## Begin

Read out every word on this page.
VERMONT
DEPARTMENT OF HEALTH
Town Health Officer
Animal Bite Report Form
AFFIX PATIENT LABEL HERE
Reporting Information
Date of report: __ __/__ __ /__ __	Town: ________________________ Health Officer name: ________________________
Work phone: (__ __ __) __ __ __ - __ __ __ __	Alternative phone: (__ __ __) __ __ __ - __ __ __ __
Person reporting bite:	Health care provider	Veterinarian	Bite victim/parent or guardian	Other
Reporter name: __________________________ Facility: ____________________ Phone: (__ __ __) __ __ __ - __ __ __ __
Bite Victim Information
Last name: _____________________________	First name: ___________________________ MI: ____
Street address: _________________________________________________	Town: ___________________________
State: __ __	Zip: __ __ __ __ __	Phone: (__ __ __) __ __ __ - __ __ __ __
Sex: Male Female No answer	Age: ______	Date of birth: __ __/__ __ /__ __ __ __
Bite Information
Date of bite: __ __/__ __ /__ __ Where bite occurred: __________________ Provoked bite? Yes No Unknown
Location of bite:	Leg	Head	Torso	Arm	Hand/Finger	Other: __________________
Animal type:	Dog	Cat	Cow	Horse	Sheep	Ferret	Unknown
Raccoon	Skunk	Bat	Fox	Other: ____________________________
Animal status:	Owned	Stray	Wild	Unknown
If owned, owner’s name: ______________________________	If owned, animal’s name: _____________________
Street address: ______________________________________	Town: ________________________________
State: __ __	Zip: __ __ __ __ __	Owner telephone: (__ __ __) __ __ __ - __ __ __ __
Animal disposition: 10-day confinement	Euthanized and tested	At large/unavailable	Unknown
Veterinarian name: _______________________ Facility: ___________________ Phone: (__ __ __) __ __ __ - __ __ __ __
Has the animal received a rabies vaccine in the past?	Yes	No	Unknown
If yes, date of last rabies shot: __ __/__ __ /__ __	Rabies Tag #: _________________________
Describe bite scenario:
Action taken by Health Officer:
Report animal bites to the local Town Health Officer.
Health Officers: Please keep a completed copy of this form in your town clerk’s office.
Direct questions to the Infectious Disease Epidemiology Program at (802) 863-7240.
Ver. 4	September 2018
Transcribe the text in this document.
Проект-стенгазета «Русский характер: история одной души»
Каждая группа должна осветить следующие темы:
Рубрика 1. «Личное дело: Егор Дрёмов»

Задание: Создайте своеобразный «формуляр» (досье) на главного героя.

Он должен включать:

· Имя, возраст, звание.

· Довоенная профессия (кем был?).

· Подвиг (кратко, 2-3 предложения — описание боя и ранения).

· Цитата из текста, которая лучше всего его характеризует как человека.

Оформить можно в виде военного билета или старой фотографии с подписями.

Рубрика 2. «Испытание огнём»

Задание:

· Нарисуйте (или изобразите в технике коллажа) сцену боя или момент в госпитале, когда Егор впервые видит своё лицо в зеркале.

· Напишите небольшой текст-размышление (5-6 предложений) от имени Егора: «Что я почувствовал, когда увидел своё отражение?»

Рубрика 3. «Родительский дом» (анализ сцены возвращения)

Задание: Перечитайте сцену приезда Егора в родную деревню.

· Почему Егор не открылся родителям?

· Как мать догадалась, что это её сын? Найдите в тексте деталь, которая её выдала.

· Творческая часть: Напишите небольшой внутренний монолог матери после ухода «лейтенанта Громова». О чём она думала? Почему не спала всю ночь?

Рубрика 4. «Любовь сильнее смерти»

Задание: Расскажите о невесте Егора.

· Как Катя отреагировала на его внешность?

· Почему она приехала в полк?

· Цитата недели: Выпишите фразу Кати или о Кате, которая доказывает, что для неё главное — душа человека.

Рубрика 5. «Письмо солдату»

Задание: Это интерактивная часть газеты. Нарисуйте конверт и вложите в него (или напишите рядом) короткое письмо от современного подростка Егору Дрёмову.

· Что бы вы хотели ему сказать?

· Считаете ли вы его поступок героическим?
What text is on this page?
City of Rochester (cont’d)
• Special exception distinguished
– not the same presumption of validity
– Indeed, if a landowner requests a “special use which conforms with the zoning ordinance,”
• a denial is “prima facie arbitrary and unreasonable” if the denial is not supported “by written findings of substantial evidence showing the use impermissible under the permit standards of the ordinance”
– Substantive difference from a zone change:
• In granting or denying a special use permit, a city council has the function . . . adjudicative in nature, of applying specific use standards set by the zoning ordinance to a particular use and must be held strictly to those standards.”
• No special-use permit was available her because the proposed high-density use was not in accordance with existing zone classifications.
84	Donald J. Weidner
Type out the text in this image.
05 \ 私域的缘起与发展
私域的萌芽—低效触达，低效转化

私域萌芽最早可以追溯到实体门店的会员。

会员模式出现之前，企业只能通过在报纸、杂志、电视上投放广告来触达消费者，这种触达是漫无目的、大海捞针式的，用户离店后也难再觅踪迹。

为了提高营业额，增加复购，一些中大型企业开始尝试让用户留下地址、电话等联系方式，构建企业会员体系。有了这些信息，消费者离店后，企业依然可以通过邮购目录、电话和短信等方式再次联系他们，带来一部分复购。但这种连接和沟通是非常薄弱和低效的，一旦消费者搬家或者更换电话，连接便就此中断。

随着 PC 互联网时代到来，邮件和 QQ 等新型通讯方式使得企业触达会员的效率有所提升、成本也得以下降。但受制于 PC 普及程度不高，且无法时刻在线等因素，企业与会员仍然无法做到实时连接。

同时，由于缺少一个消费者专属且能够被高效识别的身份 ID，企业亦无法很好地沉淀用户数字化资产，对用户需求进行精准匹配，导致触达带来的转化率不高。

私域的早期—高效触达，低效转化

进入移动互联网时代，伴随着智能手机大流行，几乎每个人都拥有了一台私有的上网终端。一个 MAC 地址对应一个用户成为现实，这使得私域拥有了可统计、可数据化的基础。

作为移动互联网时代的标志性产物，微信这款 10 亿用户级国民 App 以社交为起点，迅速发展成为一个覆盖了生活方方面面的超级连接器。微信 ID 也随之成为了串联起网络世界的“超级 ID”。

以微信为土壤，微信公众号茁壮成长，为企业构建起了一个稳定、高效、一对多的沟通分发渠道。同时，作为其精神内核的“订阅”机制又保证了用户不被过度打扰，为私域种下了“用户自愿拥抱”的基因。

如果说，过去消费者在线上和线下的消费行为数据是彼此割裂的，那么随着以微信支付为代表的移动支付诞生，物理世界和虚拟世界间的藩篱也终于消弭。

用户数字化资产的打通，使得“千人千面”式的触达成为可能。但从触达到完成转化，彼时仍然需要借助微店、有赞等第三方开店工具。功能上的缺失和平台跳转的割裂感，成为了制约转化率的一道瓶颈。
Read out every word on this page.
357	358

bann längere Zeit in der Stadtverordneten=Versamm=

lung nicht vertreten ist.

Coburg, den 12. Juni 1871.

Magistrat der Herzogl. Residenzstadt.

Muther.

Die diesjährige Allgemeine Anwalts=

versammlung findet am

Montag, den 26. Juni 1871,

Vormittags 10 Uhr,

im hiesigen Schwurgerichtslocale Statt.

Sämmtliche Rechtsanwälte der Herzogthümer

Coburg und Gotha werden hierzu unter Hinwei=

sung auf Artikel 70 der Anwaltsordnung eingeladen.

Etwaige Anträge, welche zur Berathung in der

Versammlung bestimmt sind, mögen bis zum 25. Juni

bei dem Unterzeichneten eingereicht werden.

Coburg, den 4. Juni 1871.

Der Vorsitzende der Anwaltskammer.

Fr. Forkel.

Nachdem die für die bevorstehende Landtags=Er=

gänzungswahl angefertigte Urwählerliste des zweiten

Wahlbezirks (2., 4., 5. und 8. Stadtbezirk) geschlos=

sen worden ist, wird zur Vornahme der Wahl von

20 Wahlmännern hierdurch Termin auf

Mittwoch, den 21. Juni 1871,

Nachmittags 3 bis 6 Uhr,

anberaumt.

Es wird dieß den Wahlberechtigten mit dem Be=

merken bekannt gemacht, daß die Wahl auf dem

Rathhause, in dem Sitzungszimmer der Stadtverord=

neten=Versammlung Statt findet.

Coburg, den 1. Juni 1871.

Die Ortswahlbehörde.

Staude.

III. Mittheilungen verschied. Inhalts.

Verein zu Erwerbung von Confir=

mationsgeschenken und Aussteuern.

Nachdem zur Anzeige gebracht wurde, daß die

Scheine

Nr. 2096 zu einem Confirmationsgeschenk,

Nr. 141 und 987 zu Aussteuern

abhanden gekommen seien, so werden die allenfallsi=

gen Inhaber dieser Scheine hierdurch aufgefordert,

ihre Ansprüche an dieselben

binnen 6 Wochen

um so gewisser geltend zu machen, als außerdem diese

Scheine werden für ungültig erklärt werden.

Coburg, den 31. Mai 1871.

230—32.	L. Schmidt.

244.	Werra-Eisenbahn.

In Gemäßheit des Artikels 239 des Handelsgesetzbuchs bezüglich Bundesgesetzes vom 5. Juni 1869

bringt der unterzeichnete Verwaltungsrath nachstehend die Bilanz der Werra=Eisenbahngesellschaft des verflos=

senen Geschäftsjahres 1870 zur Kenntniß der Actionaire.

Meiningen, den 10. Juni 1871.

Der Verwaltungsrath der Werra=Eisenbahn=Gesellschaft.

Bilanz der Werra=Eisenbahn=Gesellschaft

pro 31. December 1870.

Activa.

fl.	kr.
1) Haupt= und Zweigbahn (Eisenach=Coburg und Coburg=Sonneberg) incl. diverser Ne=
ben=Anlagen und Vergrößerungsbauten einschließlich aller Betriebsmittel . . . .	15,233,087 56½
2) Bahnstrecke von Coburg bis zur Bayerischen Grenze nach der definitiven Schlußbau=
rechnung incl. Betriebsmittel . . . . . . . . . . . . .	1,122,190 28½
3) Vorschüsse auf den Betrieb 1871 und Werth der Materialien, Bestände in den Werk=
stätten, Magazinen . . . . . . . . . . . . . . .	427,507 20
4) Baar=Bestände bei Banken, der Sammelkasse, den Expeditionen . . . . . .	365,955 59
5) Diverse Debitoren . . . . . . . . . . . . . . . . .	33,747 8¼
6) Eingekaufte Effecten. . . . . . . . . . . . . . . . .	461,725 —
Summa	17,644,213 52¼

## End

• [AIM OF THE EXERCISE]
Tally the lines of the listing above that include the word "this". Answer with the number alone.

• [ANSWER]
6